→ Supplied passage
# Stuck On Liberty Rom Bootload



## kungwei (Dec 15, 2011)

Ok i used Pete's one click root method

DL Droid X Bootstrap off the market

Rom Manager
Picked Original Droid X CWM

and installed rom from inside rom manager

now it boot loops and in recovery when im in cwm i cannot choose any options, they just go blank so i can't even reset back to original settings

any help possible?


----------



## kungwei (Dec 15, 2011)

nvm it finally booted through after like 20 battery pulls lol


----------



## thebust (Aug 27, 2011)

How long did you wait for the boot loop to stop because it can take up to 5-10 minutes upon fresh install. Next ttime wait a bit or wipe dalvik/cache


----------



## fakiesk8r333 (Aug 7, 2011)

thebust said:


> How long did you wait for the boot loop to stop because it can take up to 5-10 minutes upon fresh install. Next ttime wait a bit or wipe dalvik/cache


Yea I usually wait about 10 minutes, if it doesn't boot then I wipe cacheand wait anther 10. If it doesn't boot then I wipe data, and wait another 10. if it still doesn't boot then I'll reflash and wait some more. If that doesn't work I sbf lol

Swyped from my Liberated DROIDX


----------



## dr01dx (Dec 21, 2011)

→ Available data
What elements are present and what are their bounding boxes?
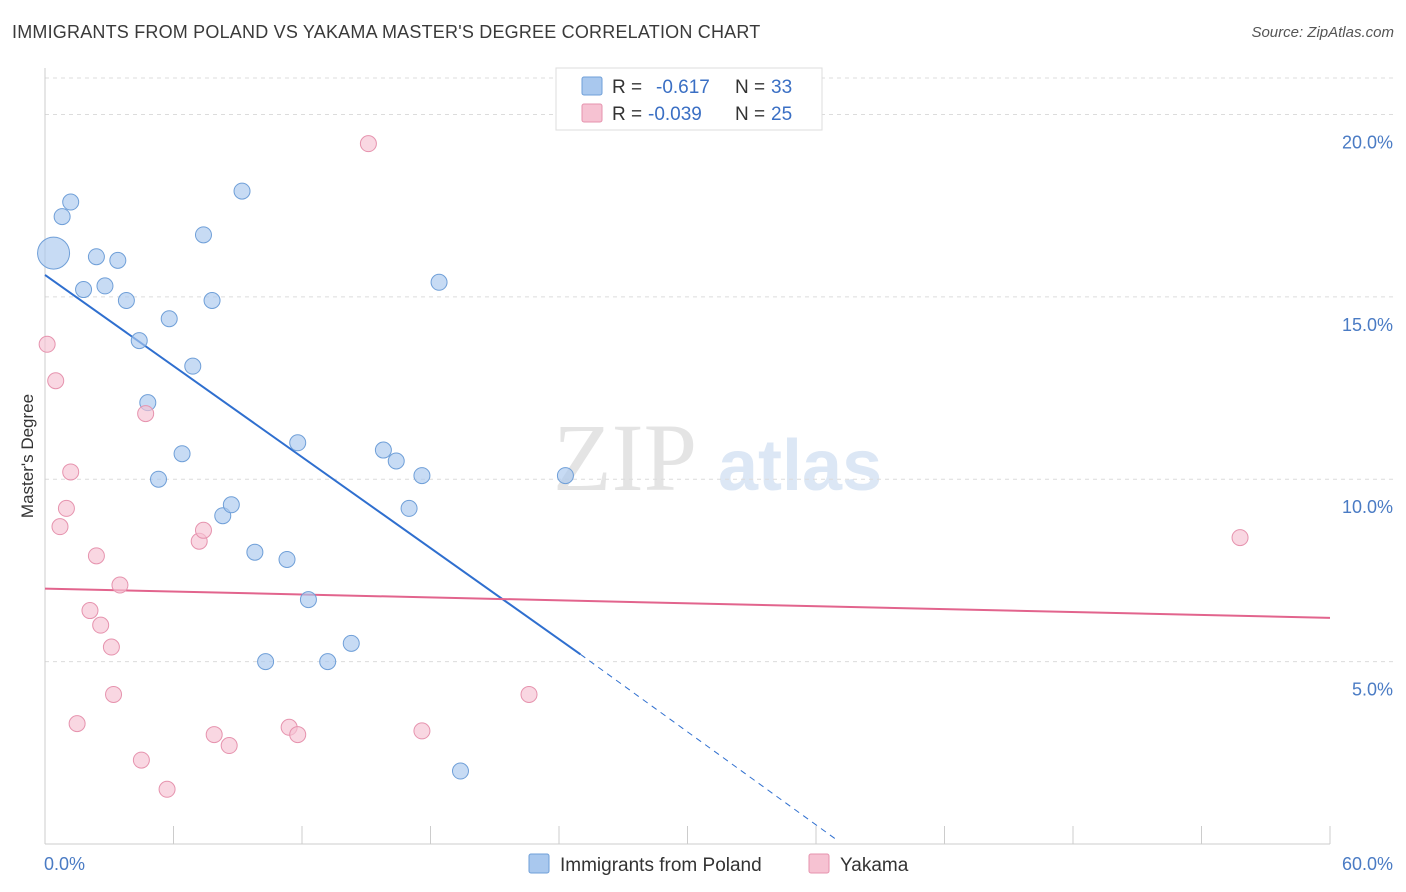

→ Problem A
In the Droid X boot loop thread, list in order each action fakiesk8r333 takes when a fresh install won't boot.
→ Problem B
Why does thebust, in the Droid X boot loop thread, suggest waiting before doing anything else about the boot loop?
→ Problem C
Go on with the Droid X boot loop thread from where it stops.
The listing has no connection to the Droid X boot loop thread.

→ Exercise result A
1. Wait about 10 minutes.
2. Wipe the cache and wait another 10 minutes.
3. Wipe data and wait another 10 minutes.
4. Reflash and wait some more.
5. SBF.

→ Exercise result B
The boot loop can last up to 5 to 10 minutes after a fresh install, so it may stop without further action.

→ Exercise result C
fakiesk8r333 said:


> Yea I usually wait about 10 minutes, if it doesn't boot then I wipe cacheand wait anther 10. If it doesn't boot then I wipe data, and wait another 10. if it still doesn't boot then I'll reflash and wait some more. If that doesn't work I sbf lol
> 
> Swyped from my Liberated DROIDX


what version are you using? what build did you come from i.e. stock .602 or .605, miui, a sbf of .340??


----------



## fakiesk8r333 (Aug 7, 2011)

im on encounterICS beta 3 right now.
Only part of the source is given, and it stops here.